Given entries ▸
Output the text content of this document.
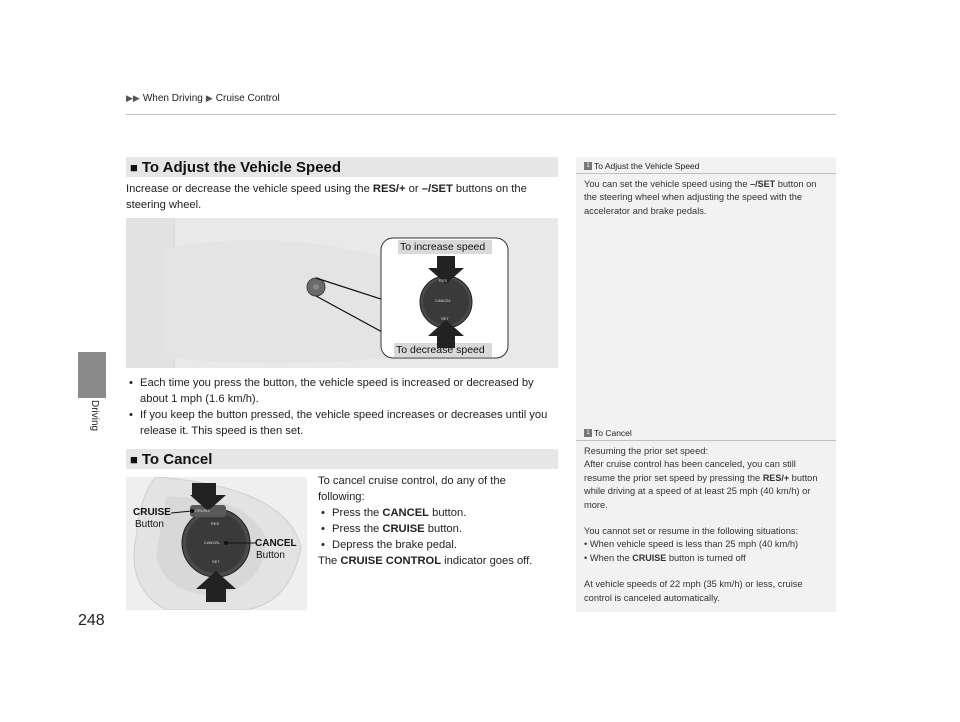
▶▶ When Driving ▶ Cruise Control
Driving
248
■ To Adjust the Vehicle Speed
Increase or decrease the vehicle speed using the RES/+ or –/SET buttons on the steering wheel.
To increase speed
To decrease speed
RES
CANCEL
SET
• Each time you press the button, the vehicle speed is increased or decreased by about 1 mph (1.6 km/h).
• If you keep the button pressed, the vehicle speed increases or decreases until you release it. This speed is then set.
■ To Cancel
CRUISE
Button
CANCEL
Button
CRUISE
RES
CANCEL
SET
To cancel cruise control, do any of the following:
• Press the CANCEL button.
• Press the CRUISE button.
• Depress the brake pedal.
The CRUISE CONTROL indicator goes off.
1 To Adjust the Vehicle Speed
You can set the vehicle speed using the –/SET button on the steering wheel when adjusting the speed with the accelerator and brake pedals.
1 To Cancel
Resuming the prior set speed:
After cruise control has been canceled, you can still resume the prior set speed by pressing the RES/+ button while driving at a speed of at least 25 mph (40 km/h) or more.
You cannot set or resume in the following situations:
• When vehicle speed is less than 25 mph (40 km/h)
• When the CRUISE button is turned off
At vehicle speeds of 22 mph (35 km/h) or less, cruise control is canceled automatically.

...

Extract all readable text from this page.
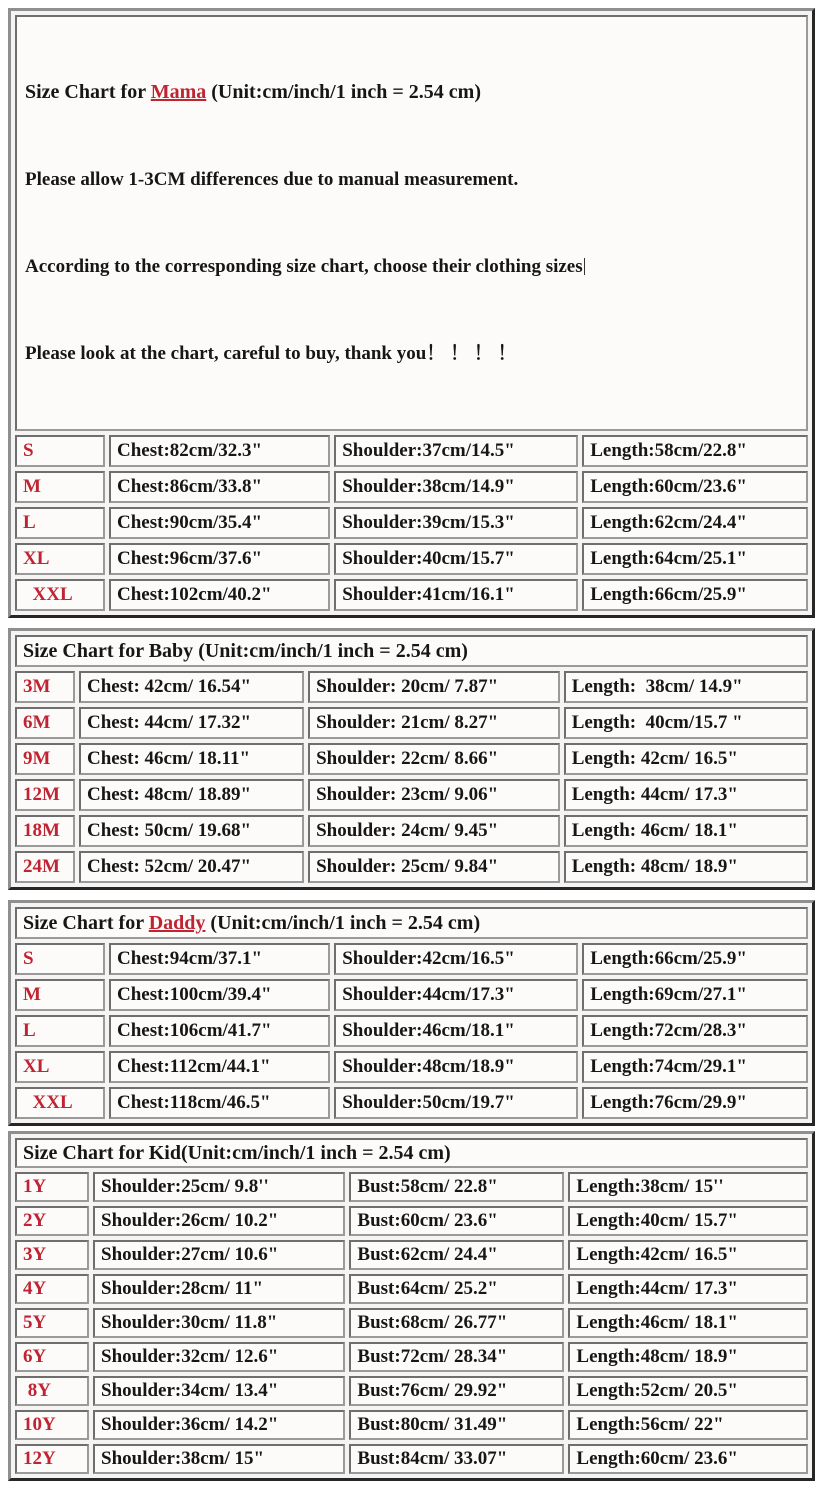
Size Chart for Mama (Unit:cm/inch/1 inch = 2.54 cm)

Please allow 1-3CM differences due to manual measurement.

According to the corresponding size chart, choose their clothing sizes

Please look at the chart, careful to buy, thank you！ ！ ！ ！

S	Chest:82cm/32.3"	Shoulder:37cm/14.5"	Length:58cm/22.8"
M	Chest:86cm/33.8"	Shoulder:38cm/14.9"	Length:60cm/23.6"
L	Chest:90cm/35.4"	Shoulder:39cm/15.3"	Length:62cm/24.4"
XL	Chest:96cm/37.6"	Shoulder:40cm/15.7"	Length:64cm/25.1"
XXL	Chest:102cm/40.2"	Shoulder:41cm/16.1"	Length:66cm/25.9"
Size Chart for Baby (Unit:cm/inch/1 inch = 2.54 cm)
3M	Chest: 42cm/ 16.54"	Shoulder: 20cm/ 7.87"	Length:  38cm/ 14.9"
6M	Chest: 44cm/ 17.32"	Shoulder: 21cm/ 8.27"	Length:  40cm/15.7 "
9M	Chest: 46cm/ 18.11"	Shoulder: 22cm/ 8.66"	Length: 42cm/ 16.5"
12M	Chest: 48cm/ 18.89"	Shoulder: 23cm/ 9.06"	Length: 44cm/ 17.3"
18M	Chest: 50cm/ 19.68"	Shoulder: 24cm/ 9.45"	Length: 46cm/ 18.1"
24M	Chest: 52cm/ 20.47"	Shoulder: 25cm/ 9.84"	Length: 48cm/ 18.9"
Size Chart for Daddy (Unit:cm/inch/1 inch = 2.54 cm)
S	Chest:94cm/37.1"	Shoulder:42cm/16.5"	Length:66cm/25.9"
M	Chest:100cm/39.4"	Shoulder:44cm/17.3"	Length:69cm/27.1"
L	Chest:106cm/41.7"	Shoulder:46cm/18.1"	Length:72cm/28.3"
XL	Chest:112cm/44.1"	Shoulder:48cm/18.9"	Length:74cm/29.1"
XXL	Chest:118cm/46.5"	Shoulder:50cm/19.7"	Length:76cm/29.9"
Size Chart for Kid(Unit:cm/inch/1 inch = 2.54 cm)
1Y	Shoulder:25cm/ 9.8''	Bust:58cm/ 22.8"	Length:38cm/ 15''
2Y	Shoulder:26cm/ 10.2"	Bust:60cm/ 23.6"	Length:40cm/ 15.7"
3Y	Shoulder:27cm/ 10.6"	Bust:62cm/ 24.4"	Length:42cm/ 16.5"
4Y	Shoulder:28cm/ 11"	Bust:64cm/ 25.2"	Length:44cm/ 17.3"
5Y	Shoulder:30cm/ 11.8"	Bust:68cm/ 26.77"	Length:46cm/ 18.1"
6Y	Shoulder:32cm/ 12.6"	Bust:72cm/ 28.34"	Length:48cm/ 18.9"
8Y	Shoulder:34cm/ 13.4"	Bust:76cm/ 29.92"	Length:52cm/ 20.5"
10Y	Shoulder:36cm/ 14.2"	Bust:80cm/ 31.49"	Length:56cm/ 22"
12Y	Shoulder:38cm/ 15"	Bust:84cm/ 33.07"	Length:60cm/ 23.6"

Short exercise ▸ Lines in the records that hold the word "using" are to be counted; give only the total.

Result for this task ▸ 2